### Requirement
Copy the following entries verbatim, every line of each one.
..............................
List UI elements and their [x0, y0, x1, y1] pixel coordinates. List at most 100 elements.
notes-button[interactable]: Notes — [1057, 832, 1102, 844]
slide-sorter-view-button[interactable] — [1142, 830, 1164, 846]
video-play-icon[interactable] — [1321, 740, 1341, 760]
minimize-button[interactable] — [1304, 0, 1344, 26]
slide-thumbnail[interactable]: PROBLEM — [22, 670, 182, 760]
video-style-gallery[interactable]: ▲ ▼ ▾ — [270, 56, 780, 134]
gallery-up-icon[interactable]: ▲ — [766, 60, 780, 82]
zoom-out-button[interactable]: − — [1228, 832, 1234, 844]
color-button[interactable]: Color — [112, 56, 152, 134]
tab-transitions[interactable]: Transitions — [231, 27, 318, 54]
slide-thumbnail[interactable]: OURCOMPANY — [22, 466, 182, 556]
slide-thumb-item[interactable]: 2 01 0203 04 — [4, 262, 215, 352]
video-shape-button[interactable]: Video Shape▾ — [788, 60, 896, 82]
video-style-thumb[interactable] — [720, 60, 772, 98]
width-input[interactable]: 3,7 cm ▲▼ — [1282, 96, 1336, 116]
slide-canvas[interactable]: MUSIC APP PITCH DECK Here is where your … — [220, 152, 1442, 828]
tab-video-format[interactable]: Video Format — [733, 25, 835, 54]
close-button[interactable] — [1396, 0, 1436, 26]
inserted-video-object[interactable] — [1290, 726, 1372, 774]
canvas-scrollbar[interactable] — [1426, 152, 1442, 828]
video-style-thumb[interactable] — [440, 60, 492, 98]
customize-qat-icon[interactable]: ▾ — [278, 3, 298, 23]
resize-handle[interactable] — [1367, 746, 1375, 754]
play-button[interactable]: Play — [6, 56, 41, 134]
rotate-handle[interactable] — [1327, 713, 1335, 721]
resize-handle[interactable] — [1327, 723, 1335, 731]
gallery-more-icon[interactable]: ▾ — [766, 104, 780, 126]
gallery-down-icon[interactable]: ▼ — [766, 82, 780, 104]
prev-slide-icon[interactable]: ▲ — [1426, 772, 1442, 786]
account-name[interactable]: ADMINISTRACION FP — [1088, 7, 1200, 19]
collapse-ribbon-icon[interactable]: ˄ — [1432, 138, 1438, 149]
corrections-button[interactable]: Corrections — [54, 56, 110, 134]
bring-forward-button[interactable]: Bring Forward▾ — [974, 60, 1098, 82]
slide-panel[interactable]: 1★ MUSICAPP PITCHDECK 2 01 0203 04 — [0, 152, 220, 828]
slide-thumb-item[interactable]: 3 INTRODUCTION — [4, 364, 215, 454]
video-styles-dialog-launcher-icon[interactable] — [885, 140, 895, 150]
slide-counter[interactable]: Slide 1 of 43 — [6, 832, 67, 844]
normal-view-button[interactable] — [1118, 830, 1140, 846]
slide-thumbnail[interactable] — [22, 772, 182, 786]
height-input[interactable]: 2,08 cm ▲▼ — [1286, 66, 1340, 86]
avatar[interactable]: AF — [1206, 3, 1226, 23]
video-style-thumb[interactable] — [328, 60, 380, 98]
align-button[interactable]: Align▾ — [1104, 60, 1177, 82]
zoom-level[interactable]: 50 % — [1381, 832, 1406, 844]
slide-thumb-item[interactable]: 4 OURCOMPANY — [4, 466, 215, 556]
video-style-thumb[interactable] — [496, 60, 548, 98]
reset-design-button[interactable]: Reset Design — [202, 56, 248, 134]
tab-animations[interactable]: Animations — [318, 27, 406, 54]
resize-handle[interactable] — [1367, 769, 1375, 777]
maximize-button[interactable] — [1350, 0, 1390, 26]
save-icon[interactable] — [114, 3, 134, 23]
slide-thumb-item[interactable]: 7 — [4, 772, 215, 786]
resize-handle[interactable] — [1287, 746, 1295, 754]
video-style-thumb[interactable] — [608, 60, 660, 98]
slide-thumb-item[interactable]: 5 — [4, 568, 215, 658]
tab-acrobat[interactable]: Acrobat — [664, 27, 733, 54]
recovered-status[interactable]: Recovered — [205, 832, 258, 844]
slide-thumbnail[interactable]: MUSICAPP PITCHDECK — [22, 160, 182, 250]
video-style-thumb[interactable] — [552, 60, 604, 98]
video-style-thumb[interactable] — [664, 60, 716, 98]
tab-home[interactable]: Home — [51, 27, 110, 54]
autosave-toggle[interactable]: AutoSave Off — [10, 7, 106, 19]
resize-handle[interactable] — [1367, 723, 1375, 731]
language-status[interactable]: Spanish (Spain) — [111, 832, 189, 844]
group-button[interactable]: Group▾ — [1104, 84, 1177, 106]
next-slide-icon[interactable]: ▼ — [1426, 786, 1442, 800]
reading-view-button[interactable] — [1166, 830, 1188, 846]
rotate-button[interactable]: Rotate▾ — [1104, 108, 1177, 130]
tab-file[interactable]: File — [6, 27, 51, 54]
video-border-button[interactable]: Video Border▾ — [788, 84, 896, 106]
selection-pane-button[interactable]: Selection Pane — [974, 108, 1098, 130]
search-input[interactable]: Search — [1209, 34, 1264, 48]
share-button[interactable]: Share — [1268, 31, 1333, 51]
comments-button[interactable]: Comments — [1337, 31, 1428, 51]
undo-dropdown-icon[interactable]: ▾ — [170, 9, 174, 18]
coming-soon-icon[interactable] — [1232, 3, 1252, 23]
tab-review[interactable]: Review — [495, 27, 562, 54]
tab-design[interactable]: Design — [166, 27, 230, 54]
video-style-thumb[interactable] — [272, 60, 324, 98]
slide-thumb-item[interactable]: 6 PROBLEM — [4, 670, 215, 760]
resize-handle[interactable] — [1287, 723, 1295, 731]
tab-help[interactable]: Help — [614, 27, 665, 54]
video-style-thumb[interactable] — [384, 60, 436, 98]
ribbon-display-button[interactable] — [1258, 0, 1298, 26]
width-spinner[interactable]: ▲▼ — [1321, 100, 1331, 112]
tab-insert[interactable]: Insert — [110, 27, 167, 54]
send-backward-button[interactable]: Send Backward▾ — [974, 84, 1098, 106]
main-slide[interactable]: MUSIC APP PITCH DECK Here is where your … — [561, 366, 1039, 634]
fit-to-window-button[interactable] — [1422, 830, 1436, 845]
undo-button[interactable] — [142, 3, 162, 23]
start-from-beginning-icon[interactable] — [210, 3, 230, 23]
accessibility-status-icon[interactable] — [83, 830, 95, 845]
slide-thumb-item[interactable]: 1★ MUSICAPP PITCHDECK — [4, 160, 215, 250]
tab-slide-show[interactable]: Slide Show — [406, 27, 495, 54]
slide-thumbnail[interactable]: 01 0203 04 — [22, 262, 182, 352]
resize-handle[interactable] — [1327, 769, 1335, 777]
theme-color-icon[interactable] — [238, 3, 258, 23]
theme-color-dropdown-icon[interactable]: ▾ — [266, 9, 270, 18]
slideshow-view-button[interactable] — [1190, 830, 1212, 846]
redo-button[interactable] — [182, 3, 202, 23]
..............................
### Exercise response
List UI elements and their [x0, y0, x1, y1] pixel coordinates. List at most 100 elements.
notes-button[interactable]: Notes — [1057, 832, 1102, 844]
slide-sorter-view-button[interactable] — [1142, 830, 1164, 846]
video-play-icon[interactable] — [1321, 740, 1341, 760]
minimize-button[interactable] — [1304, 0, 1344, 26]
slide-thumbnail[interactable]: PROBLEM — [22, 670, 182, 760]
video-style-gallery[interactable]: ▲ ▼ ▾ — [270, 56, 780, 134]
gallery-up-icon[interactable]: ▲ — [766, 60, 780, 82]
zoom-out-button[interactable]: − — [1228, 832, 1234, 844]
color-button[interactable]: Color — [112, 56, 152, 134]
tab-transitions[interactable]: Transitions — [231, 27, 318, 54]
slide-thumbnail[interactable]: OURCOMPANY — [22, 466, 182, 556]
slide-thumb-item[interactable]: 2 01 0203 04 — [4, 262, 215, 352]
video-shape-button[interactable]: Video Shape▾ — [788, 60, 896, 82]
video-style-thumb[interactable] — [720, 60, 772, 98]
width-input[interactable]: 3,7 cm ▲▼ — [1282, 96, 1336, 116]
slide-canvas[interactable]: MUSIC APP PITCH DECK Here is where your … — [220, 152, 1442, 828]
tab-video-format[interactable]: Video Format — [733, 25, 835, 54]
close-button[interactable] — [1396, 0, 1436, 26]
inserted-video-object[interactable] — [1290, 726, 1372, 774]
canvas-scrollbar[interactable] — [1426, 152, 1442, 828]
video-style-thumb[interactable] — [440, 60, 492, 98]
customize-qat-icon[interactable]: ▾ — [278, 3, 298, 23]
resize-handle[interactable] — [1367, 746, 1375, 754]
play-button[interactable]: Play — [6, 56, 41, 134]
rotate-handle[interactable] — [1327, 713, 1335, 721]
resize-handle[interactable] — [1327, 723, 1335, 731]
gallery-more-icon[interactable]: ▾ — [766, 104, 780, 126]
gallery-down-icon[interactable]: ▼ — [766, 82, 780, 104]
prev-slide-icon[interactable]: ▲ — [1426, 772, 1442, 786]
account-name[interactable]: ADMINISTRACION FP — [1088, 7, 1200, 19]
collapse-ribbon-icon[interactable]: ˄ — [1432, 138, 1438, 149]
corrections-button[interactable]: Corrections — [54, 56, 110, 134]
bring-forward-button[interactable]: Bring Forward▾ — [974, 60, 1098, 82]
slide-panel[interactable]: 1★ MUSICAPP PITCHDECK 2 01 0203 04 — [0, 152, 220, 828]
slide-thumb-item[interactable]: 3 INTRODUCTION — [4, 364, 215, 454]
video-styles-dialog-launcher-icon[interactable] — [885, 140, 895, 150]
slide-counter[interactable]: Slide 1 of 43 — [6, 832, 67, 844]
normal-view-button[interactable] — [1118, 830, 1140, 846]
slide-thumbnail[interactable] — [22, 772, 182, 786]
height-input[interactable]: 2,08 cm ▲▼ — [1286, 66, 1340, 86]
avatar[interactable]: AF — [1206, 3, 1226, 23]
video-style-thumb[interactable] — [328, 60, 380, 98]
align-button[interactable]: Align▾ — [1104, 60, 1177, 82]
zoom-level[interactable]: 50 % — [1381, 832, 1406, 844]
slide-thumb-item[interactable]: 4 OURCOMPANY — [4, 466, 215, 556]
video-style-thumb[interactable] — [496, 60, 548, 98]
reset-design-button[interactable]: Reset Design — [202, 56, 248, 134]
tab-animations[interactable]: Animations — [318, 27, 406, 54]
resize-handle[interactable] — [1367, 769, 1375, 777]
maximize-button[interactable] — [1350, 0, 1390, 26]
save-icon[interactable] — [114, 3, 134, 23]
slide-thumb-item[interactable]: 7 — [4, 772, 215, 786]
resize-handle[interactable] — [1287, 746, 1295, 754]
video-style-thumb[interactable] — [608, 60, 660, 98]
slide-thumb-item[interactable]: 5 — [4, 568, 215, 658]
tab-acrobat[interactable]: Acrobat — [664, 27, 733, 54]
recovered-status[interactable]: Recovered — [205, 832, 258, 844]
slide-thumbnail[interactable]: MUSICAPP PITCHDECK — [22, 160, 182, 250]
video-style-thumb[interactable] — [552, 60, 604, 98]
video-style-thumb[interactable] — [664, 60, 716, 98]
tab-home[interactable]: Home — [51, 27, 110, 54]
autosave-toggle[interactable]: AutoSave Off — [10, 7, 106, 19]
resize-handle[interactable] — [1367, 723, 1375, 731]
language-status[interactable]: Spanish (Spain) — [111, 832, 189, 844]
group-button[interactable]: Group▾ — [1104, 84, 1177, 106]
next-slide-icon[interactable]: ▼ — [1426, 786, 1442, 800]
reading-view-button[interactable] — [1166, 830, 1188, 846]
rotate-button[interactable]: Rotate▾ — [1104, 108, 1177, 130]
tab-file[interactable]: File — [6, 27, 51, 54]
video-border-button[interactable]: Video Border▾ — [788, 84, 896, 106]
selection-pane-button[interactable]: Selection Pane — [974, 108, 1098, 130]
search-input[interactable]: Search — [1209, 34, 1264, 48]
share-button[interactable]: Share — [1268, 31, 1333, 51]
comments-button[interactable]: Comments — [1337, 31, 1428, 51]
undo-dropdown-icon[interactable]: ▾ — [170, 9, 174, 18]
coming-soon-icon[interactable] — [1232, 3, 1252, 23]
tab-review[interactable]: Review — [495, 27, 562, 54]
tab-design[interactable]: Design — [166, 27, 230, 54]
video-style-thumb[interactable] — [272, 60, 324, 98]
slide-thumb-item[interactable]: 6 PROBLEM — [4, 670, 215, 760]
resize-handle[interactable] — [1287, 723, 1295, 731]
tab-help[interactable]: Help — [614, 27, 665, 54]
video-style-thumb[interactable] — [384, 60, 436, 98]
ribbon-display-button[interactable] — [1258, 0, 1298, 26]
width-spinner[interactable]: ▲▼ — [1321, 100, 1331, 112]
tab-insert[interactable]: Insert — [110, 27, 167, 54]
send-backward-button[interactable]: Send Backward▾ — [974, 84, 1098, 106]
main-slide[interactable]: MUSIC APP PITCH DECK Here is where your … — [561, 366, 1039, 634]
fit-to-window-button[interactable] — [1422, 830, 1436, 845]
undo-button[interactable] — [142, 3, 162, 23]
start-from-beginning-icon[interactable] — [210, 3, 230, 23]
accessibility-status-icon[interactable] — [83, 830, 95, 845]
slide-thumb-item[interactable]: 1★ MUSICAPP PITCHDECK — [4, 160, 215, 250]
tab-slide-show[interactable]: Slide Show — [406, 27, 495, 54]
slide-thumbnail[interactable]: 01 0203 04 — [22, 262, 182, 352]
resize-handle[interactable] — [1327, 769, 1335, 777]
theme-color-icon[interactable] — [238, 3, 258, 23]
theme-color-dropdown-icon[interactable]: ▾ — [266, 9, 270, 18]
slideshow-view-button[interactable] — [1190, 830, 1212, 846]
redo-button[interactable] — [182, 3, 202, 23]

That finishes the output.